■ **Problem to solve**:
Scan the records below for lines with the word "创新体验形式", then state how many you find and nothing else.

┄┄┄┄┄┄┄┄┄┄┄┄┄┄┄┄┄┄┄┄

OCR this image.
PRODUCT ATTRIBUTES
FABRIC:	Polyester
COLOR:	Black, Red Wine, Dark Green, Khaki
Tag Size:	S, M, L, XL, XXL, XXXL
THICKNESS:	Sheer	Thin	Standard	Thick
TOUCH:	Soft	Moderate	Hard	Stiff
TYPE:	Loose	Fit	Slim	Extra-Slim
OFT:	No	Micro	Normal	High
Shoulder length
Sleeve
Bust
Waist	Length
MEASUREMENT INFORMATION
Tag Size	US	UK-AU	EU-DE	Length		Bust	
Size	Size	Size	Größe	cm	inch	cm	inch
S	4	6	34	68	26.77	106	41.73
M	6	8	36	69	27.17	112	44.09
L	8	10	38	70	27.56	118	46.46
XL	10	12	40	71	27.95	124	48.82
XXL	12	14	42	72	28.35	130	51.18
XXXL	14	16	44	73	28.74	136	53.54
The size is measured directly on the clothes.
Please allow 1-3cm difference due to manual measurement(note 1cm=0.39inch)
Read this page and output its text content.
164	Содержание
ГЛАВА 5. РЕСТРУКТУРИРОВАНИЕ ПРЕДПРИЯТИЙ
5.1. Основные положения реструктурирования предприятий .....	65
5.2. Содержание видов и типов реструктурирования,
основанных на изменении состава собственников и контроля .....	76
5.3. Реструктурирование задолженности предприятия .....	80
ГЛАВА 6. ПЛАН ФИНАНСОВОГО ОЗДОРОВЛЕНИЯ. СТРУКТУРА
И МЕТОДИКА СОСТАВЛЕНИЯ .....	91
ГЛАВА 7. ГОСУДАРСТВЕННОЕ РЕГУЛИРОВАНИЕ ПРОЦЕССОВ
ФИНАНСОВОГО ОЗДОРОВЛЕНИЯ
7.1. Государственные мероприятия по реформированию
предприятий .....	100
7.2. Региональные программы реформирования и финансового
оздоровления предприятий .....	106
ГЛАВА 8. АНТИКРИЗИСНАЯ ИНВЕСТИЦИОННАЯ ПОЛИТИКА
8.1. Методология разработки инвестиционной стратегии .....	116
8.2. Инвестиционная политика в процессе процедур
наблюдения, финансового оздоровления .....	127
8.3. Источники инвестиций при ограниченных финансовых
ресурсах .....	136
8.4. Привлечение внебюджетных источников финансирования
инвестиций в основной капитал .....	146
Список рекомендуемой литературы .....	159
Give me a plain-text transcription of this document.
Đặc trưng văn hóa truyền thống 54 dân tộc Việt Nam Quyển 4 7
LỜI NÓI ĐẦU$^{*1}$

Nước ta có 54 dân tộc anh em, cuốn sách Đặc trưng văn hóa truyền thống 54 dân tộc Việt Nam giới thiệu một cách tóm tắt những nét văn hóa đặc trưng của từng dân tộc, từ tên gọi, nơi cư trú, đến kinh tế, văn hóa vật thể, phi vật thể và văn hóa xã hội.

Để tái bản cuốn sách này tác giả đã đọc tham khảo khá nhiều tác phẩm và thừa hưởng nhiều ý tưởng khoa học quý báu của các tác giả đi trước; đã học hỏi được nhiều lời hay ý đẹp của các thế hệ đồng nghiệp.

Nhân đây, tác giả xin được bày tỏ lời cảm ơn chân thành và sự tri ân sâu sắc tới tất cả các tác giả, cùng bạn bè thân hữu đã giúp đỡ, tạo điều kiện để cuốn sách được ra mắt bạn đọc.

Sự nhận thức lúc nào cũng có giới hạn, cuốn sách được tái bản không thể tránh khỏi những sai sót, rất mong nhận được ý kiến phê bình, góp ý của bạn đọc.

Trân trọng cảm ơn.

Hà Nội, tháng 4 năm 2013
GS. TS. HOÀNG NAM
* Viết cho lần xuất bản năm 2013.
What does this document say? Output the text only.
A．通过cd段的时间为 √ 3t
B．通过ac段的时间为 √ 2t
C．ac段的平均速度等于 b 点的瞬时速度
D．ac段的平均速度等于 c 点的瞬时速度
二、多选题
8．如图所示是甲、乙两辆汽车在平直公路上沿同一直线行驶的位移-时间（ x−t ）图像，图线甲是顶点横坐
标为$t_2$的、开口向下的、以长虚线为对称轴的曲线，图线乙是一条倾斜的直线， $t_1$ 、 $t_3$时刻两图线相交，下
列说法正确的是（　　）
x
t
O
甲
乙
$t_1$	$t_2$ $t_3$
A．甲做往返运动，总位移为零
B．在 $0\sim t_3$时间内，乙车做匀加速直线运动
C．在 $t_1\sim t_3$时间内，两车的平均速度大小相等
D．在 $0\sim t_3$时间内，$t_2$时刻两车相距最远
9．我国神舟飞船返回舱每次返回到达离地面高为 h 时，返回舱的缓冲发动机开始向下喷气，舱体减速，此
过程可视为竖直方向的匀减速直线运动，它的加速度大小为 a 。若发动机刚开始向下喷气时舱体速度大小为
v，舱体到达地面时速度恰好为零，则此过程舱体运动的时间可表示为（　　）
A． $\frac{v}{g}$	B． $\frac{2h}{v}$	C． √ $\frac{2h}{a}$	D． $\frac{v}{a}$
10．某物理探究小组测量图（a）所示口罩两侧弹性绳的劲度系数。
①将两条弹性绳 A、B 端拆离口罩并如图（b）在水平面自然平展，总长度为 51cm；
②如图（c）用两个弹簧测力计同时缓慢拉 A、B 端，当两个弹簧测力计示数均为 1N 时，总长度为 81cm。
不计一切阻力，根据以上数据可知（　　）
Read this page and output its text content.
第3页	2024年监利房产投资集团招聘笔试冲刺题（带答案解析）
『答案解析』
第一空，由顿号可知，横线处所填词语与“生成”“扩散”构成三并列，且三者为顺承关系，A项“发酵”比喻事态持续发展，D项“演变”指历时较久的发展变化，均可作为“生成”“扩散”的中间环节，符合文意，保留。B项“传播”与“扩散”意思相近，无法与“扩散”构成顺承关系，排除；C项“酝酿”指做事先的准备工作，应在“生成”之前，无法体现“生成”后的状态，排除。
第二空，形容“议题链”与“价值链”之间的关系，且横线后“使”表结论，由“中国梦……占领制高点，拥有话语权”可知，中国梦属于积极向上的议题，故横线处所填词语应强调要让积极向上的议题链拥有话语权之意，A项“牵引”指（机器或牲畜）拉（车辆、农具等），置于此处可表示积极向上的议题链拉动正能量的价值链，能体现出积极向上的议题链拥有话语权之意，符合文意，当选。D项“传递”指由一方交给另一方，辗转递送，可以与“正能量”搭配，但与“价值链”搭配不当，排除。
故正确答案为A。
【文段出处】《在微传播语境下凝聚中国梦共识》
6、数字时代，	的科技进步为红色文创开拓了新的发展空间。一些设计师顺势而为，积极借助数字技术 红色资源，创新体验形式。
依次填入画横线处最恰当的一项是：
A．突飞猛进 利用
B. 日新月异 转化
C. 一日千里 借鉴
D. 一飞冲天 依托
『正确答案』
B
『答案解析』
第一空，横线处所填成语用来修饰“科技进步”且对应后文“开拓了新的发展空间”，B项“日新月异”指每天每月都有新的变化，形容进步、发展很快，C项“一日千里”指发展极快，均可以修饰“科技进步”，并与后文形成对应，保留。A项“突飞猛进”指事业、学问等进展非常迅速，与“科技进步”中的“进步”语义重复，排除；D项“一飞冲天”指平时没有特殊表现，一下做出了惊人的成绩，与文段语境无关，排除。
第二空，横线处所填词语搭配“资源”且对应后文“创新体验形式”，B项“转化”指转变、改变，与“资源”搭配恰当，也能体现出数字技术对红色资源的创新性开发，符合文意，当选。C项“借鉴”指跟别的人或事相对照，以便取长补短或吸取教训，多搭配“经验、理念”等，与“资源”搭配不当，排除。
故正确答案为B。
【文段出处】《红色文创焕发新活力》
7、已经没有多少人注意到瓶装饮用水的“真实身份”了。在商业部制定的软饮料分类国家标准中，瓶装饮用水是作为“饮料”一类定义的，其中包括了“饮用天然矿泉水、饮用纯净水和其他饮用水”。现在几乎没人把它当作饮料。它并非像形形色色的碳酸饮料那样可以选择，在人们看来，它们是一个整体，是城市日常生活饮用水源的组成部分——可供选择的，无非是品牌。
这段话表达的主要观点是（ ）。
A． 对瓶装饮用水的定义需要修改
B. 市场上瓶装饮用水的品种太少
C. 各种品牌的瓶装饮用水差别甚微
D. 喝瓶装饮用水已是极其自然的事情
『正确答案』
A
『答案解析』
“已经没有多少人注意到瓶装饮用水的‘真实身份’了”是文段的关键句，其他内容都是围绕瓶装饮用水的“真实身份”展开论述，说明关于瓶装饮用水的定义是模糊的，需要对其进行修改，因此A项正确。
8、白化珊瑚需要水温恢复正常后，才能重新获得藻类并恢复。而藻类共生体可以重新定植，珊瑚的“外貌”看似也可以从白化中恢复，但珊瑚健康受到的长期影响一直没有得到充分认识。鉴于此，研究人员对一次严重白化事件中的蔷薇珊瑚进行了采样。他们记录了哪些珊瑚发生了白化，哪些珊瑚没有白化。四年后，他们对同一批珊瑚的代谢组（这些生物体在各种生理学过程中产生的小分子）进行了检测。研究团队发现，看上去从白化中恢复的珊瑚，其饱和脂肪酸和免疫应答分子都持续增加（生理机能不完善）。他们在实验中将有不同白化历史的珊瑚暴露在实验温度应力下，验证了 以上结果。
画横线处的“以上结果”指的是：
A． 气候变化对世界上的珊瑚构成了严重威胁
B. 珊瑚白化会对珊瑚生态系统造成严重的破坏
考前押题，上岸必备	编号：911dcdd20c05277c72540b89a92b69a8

┄┄┄┄┄┄┄┄┄┄┄┄┄┄┄┄┄┄┄┄

■ **Written solution**:
2